## Problem requirements
Give the material once more, word for word, without any images.
* Begin Stored rows *
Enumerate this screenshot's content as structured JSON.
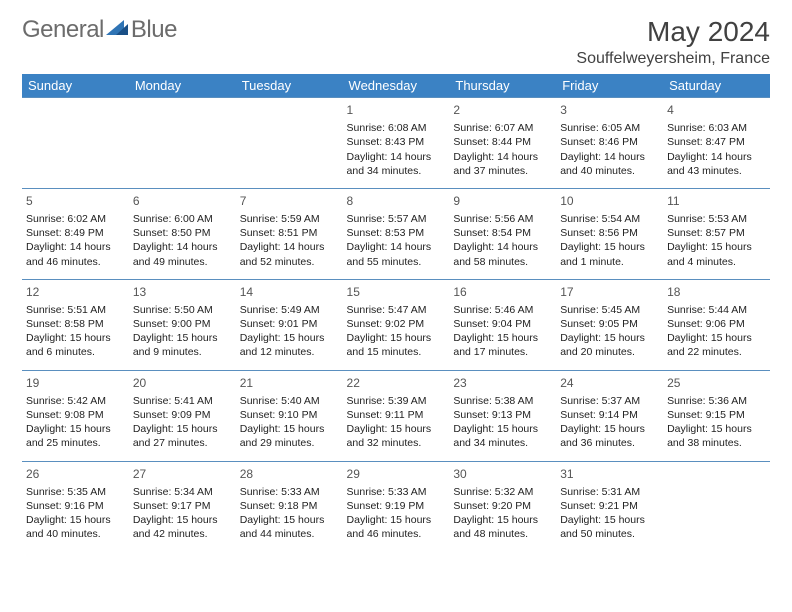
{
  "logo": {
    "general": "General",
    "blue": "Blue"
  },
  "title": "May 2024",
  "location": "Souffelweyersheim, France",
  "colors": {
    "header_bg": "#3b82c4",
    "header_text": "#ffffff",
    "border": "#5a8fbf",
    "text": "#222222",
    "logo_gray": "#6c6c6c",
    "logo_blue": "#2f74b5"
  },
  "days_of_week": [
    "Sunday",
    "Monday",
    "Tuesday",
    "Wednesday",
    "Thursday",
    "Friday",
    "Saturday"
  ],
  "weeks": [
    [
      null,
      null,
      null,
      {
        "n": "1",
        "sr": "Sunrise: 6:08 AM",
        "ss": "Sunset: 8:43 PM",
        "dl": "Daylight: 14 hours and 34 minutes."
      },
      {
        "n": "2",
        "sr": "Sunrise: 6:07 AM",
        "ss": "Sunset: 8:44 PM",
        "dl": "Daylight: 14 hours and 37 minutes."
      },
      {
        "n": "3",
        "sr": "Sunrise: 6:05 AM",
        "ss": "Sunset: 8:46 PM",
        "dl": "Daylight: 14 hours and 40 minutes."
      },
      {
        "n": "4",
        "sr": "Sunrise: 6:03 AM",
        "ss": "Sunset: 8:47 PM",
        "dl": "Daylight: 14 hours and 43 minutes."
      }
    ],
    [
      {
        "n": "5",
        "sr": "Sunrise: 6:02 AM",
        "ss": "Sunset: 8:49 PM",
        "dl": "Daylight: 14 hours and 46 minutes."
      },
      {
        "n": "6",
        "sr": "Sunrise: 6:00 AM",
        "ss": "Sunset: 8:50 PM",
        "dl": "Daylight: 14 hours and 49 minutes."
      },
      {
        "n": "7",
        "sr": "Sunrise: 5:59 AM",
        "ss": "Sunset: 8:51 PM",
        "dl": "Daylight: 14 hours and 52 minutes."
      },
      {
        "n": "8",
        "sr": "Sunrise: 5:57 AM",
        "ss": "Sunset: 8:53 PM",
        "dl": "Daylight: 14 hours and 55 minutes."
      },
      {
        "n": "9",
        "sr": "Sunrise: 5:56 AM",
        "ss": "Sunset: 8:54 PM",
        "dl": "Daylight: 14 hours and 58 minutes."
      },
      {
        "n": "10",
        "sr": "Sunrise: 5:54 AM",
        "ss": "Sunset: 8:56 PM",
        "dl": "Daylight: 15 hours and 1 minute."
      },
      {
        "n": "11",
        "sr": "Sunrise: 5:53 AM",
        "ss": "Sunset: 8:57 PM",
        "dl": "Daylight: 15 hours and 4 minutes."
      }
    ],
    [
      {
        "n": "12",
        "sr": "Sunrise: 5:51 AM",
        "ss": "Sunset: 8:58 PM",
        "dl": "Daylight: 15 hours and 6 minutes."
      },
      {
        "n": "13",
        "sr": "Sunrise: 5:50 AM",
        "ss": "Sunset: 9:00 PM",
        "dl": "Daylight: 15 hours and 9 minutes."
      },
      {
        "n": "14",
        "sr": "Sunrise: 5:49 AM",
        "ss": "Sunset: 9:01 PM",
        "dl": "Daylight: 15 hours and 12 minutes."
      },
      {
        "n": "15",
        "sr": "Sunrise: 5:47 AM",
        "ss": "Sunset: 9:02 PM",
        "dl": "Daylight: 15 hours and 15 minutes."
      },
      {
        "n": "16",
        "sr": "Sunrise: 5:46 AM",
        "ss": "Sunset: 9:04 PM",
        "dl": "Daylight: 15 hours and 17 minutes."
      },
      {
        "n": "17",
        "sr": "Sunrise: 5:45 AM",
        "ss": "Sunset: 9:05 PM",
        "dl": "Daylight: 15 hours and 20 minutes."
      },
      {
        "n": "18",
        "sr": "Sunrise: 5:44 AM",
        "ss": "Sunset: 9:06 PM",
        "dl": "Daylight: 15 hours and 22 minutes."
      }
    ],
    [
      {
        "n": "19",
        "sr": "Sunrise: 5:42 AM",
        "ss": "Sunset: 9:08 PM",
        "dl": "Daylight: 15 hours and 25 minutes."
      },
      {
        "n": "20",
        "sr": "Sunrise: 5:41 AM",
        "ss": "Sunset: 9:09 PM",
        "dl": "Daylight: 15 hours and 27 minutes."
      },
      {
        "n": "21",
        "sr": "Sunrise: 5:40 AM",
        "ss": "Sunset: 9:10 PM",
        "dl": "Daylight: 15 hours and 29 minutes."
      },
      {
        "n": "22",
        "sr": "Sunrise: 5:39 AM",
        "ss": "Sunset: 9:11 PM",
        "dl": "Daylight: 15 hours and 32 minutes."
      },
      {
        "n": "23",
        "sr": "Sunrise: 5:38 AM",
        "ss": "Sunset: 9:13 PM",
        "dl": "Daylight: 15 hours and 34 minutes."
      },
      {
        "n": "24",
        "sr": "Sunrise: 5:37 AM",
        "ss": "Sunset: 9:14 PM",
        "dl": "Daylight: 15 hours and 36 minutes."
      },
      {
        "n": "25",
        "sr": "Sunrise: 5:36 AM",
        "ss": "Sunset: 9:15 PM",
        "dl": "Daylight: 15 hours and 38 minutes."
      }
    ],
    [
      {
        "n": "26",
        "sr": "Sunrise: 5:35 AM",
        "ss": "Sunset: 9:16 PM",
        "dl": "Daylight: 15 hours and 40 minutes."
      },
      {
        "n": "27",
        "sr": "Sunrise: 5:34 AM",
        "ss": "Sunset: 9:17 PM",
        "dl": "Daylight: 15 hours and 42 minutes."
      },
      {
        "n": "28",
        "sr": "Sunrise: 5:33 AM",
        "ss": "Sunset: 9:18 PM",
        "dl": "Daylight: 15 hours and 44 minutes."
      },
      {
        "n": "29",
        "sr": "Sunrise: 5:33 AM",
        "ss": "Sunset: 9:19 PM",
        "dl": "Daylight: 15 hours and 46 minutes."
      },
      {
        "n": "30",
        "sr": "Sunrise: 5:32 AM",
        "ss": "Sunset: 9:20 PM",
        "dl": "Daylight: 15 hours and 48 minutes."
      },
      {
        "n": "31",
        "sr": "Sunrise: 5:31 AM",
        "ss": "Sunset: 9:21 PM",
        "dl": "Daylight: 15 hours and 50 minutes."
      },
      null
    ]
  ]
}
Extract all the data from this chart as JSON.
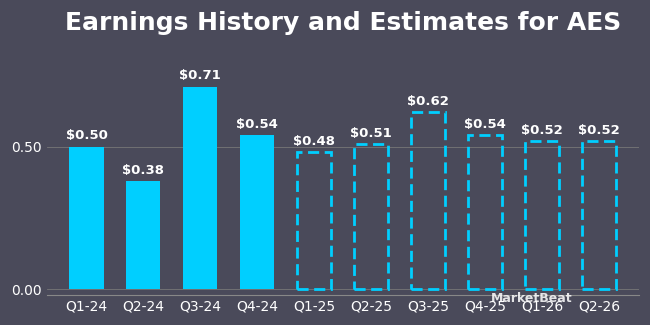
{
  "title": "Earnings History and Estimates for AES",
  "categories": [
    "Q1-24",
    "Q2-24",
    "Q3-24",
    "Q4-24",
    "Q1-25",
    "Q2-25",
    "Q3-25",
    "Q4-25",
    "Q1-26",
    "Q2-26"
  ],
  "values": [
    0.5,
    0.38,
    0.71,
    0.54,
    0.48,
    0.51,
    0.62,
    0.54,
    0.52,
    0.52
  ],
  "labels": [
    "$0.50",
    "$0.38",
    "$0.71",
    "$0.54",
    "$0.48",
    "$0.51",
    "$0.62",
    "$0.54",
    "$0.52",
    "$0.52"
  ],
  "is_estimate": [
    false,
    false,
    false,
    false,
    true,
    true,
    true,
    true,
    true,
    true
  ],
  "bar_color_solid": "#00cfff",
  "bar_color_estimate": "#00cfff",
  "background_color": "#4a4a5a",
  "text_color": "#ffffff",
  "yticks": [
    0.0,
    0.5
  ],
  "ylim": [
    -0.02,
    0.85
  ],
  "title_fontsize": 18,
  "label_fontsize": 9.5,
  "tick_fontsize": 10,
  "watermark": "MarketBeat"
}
* End Stored rows *
## Written answer
Enumerate this screenshot's content as structured JSON.
{
  "logo": {
    "general": "General",
    "blue": "Blue"
  },
  "title": "May 2024",
  "location": "Souffelweyersheim, France",
  "colors": {
    "header_bg": "#3b82c4",
    "header_text": "#ffffff",
    "border": "#5a8fbf",
    "text": "#222222",
    "logo_gray": "#6c6c6c",
    "logo_blue": "#2f74b5"
  },
  "days_of_week": [
    "Sunday",
    "Monday",
    "Tuesday",
    "Wednesday",
    "Thursday",
    "Friday",
    "Saturday"
  ],
  "weeks": [
    [
      null,
      null,
      null,
      {
        "n": "1",
        "sr": "Sunrise: 6:08 AM",
        "ss": "Sunset: 8:43 PM",
        "dl": "Daylight: 14 hours and 34 minutes."
      },
      {
        "n": "2",
        "sr": "Sunrise: 6:07 AM",
        "ss": "Sunset: 8:44 PM",
        "dl": "Daylight: 14 hours and 37 minutes."
      },
      {
        "n": "3",
        "sr": "Sunrise: 6:05 AM",
        "ss": "Sunset: 8:46 PM",
        "dl": "Daylight: 14 hours and 40 minutes."
      },
      {
        "n": "4",
        "sr": "Sunrise: 6:03 AM",
        "ss": "Sunset: 8:47 PM",
        "dl": "Daylight: 14 hours and 43 minutes."
      }
    ],
    [
      {
        "n": "5",
        "sr": "Sunrise: 6:02 AM",
        "ss": "Sunset: 8:49 PM",
        "dl": "Daylight: 14 hours and 46 minutes."
      },
      {
        "n": "6",
        "sr": "Sunrise: 6:00 AM",
        "ss": "Sunset: 8:50 PM",
        "dl": "Daylight: 14 hours and 49 minutes."
      },
      {
        "n": "7",
        "sr": "Sunrise: 5:59 AM",
        "ss": "Sunset: 8:51 PM",
        "dl": "Daylight: 14 hours and 52 minutes."
      },
      {
        "n": "8",
        "sr": "Sunrise: 5:57 AM",
        "ss": "Sunset: 8:53 PM",
        "dl": "Daylight: 14 hours and 55 minutes."
      },
      {
        "n": "9",
        "sr": "Sunrise: 5:56 AM",
        "ss": "Sunset: 8:54 PM",
        "dl": "Daylight: 14 hours and 58 minutes."
      },
      {
        "n": "10",
        "sr": "Sunrise: 5:54 AM",
        "ss": "Sunset: 8:56 PM",
        "dl": "Daylight: 15 hours and 1 minute."
      },
      {
        "n": "11",
        "sr": "Sunrise: 5:53 AM",
        "ss": "Sunset: 8:57 PM",
        "dl": "Daylight: 15 hours and 4 minutes."
      }
    ],
    [
      {
        "n": "12",
        "sr": "Sunrise: 5:51 AM",
        "ss": "Sunset: 8:58 PM",
        "dl": "Daylight: 15 hours and 6 minutes."
      },
      {
        "n": "13",
        "sr": "Sunrise: 5:50 AM",
        "ss": "Sunset: 9:00 PM",
        "dl": "Daylight: 15 hours and 9 minutes."
      },
      {
        "n": "14",
        "sr": "Sunrise: 5:49 AM",
        "ss": "Sunset: 9:01 PM",
        "dl": "Daylight: 15 hours and 12 minutes."
      },
      {
        "n": "15",
        "sr": "Sunrise: 5:47 AM",
        "ss": "Sunset: 9:02 PM",
        "dl": "Daylight: 15 hours and 15 minutes."
      },
      {
        "n": "16",
        "sr": "Sunrise: 5:46 AM",
        "ss": "Sunset: 9:04 PM",
        "dl": "Daylight: 15 hours and 17 minutes."
      },
      {
        "n": "17",
        "sr": "Sunrise: 5:45 AM",
        "ss": "Sunset: 9:05 PM",
        "dl": "Daylight: 15 hours and 20 minutes."
      },
      {
        "n": "18",
        "sr": "Sunrise: 5:44 AM",
        "ss": "Sunset: 9:06 PM",
        "dl": "Daylight: 15 hours and 22 minutes."
      }
    ],
    [
      {
        "n": "19",
        "sr": "Sunrise: 5:42 AM",
        "ss": "Sunset: 9:08 PM",
        "dl": "Daylight: 15 hours and 25 minutes."
      },
      {
        "n": "20",
        "sr": "Sunrise: 5:41 AM",
        "ss": "Sunset: 9:09 PM",
        "dl": "Daylight: 15 hours and 27 minutes."
      },
      {
        "n": "21",
        "sr": "Sunrise: 5:40 AM",
        "ss": "Sunset: 9:10 PM",
        "dl": "Daylight: 15 hours and 29 minutes."
      },
      {
        "n": "22",
        "sr": "Sunrise: 5:39 AM",
        "ss": "Sunset: 9:11 PM",
        "dl": "Daylight: 15 hours and 32 minutes."
      },
      {
        "n": "23",
        "sr": "Sunrise: 5:38 AM",
        "ss": "Sunset: 9:13 PM",
        "dl": "Daylight: 15 hours and 34 minutes."
      },
      {
        "n": "24",
        "sr": "Sunrise: 5:37 AM",
        "ss": "Sunset: 9:14 PM",
        "dl": "Daylight: 15 hours and 36 minutes."
      },
      {
        "n": "25",
        "sr": "Sunrise: 5:36 AM",
        "ss": "Sunset: 9:15 PM",
        "dl": "Daylight: 15 hours and 38 minutes."
      }
    ],
    [
      {
        "n": "26",
        "sr": "Sunrise: 5:35 AM",
        "ss": "Sunset: 9:16 PM",
        "dl": "Daylight: 15 hours and 40 minutes."
      },
      {
        "n": "27",
        "sr": "Sunrise: 5:34 AM",
        "ss": "Sunset: 9:17 PM",
        "dl": "Daylight: 15 hours and 42 minutes."
      },
      {
        "n": "28",
        "sr": "Sunrise: 5:33 AM",
        "ss": "Sunset: 9:18 PM",
        "dl": "Daylight: 15 hours and 44 minutes."
      },
      {
        "n": "29",
        "sr": "Sunrise: 5:33 AM",
        "ss": "Sunset: 9:19 PM",
        "dl": "Daylight: 15 hours and 46 minutes."
      },
      {
        "n": "30",
        "sr": "Sunrise: 5:32 AM",
        "ss": "Sunset: 9:20 PM",
        "dl": "Daylight: 15 hours and 48 minutes."
      },
      {
        "n": "31",
        "sr": "Sunrise: 5:31 AM",
        "ss": "Sunset: 9:21 PM",
        "dl": "Daylight: 15 hours and 50 minutes."
      },
      null
    ]
  ]
}
Extract all the data from this chart as JSON.
{
  "title": "Earnings History and Estimates for AES",
  "categories": [
    "Q1-24",
    "Q2-24",
    "Q3-24",
    "Q4-24",
    "Q1-25",
    "Q2-25",
    "Q3-25",
    "Q4-25",
    "Q1-26",
    "Q2-26"
  ],
  "values": [
    0.5,
    0.38,
    0.71,
    0.54,
    0.48,
    0.51,
    0.62,
    0.54,
    0.52,
    0.52
  ],
  "labels": [
    "$0.50",
    "$0.38",
    "$0.71",
    "$0.54",
    "$0.48",
    "$0.51",
    "$0.62",
    "$0.54",
    "$0.52",
    "$0.52"
  ],
  "is_estimate": [
    false,
    false,
    false,
    false,
    true,
    true,
    true,
    true,
    true,
    true
  ],
  "bar_color_solid": "#00cfff",
  "bar_color_estimate": "#00cfff",
  "background_color": "#4a4a5a",
  "text_color": "#ffffff",
  "yticks": [
    0.0,
    0.5
  ],
  "ylim": [
    -0.02,
    0.85
  ],
  "title_fontsize": 18,
  "label_fontsize": 9.5,
  "tick_fontsize": 10,
  "watermark": "MarketBeat"
}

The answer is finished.